# Dataset content
# # # #
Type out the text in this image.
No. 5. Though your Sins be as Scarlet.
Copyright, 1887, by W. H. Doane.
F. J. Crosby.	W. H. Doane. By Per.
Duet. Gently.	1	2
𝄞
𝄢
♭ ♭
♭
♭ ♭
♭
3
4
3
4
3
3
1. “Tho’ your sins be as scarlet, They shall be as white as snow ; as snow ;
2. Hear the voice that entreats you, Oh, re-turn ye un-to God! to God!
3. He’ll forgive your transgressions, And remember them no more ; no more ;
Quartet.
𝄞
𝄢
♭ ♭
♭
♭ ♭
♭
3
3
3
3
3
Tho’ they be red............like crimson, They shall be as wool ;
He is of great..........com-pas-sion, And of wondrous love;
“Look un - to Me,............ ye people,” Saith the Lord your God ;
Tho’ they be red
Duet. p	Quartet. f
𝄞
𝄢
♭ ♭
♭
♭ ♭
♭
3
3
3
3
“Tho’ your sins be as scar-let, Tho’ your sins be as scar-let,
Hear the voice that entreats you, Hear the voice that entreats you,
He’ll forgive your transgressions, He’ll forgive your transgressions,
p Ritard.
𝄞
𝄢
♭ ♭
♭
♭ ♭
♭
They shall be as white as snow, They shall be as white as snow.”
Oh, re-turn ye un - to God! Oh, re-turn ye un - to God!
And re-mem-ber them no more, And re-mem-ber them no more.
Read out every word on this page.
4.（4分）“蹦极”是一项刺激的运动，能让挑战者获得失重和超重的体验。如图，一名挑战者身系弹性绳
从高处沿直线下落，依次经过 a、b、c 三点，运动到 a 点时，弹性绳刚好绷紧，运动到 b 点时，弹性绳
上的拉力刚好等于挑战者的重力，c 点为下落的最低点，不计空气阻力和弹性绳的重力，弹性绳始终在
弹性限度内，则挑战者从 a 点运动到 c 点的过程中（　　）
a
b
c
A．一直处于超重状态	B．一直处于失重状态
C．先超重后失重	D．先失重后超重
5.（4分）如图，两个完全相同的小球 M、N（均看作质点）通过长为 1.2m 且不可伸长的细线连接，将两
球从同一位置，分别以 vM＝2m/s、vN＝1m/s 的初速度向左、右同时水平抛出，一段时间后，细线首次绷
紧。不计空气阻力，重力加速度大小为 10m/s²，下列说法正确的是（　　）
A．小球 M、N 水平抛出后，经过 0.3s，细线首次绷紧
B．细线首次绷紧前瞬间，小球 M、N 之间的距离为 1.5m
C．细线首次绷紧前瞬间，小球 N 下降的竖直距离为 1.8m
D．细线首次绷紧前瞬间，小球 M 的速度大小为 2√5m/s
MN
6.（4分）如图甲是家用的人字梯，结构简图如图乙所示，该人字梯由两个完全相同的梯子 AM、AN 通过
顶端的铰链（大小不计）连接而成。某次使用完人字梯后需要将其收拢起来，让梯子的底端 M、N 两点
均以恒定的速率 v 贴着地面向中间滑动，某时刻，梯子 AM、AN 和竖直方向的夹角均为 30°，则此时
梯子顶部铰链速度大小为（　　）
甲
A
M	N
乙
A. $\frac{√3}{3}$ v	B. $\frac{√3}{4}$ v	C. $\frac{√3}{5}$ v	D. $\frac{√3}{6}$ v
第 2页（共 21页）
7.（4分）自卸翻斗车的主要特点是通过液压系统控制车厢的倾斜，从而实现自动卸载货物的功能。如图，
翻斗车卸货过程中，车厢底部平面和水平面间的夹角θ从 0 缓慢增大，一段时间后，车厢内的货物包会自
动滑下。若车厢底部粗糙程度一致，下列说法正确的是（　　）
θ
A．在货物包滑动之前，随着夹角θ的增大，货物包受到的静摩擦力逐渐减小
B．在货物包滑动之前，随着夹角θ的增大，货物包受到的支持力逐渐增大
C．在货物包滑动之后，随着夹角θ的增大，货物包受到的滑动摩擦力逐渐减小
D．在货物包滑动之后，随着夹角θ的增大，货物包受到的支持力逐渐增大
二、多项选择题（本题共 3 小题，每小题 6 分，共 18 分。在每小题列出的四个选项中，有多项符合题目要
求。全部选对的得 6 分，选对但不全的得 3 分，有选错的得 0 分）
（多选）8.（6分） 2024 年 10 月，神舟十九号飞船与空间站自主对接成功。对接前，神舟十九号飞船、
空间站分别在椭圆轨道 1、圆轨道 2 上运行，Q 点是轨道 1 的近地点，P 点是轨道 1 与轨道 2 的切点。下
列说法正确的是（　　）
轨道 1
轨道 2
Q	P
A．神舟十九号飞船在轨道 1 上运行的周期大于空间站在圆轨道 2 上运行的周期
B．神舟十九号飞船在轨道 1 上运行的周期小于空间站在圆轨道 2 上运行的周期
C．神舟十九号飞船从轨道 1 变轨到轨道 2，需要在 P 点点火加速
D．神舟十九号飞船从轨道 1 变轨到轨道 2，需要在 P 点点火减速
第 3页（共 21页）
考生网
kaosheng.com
# # # #
# What needs to be done
Pull every line containing "them" out of the data above.

# Finished answer
3. He’ll forgive your transgressions, And remember them no more ; no more ;
And re-mem-ber them no more, And re-mem-ber them no more.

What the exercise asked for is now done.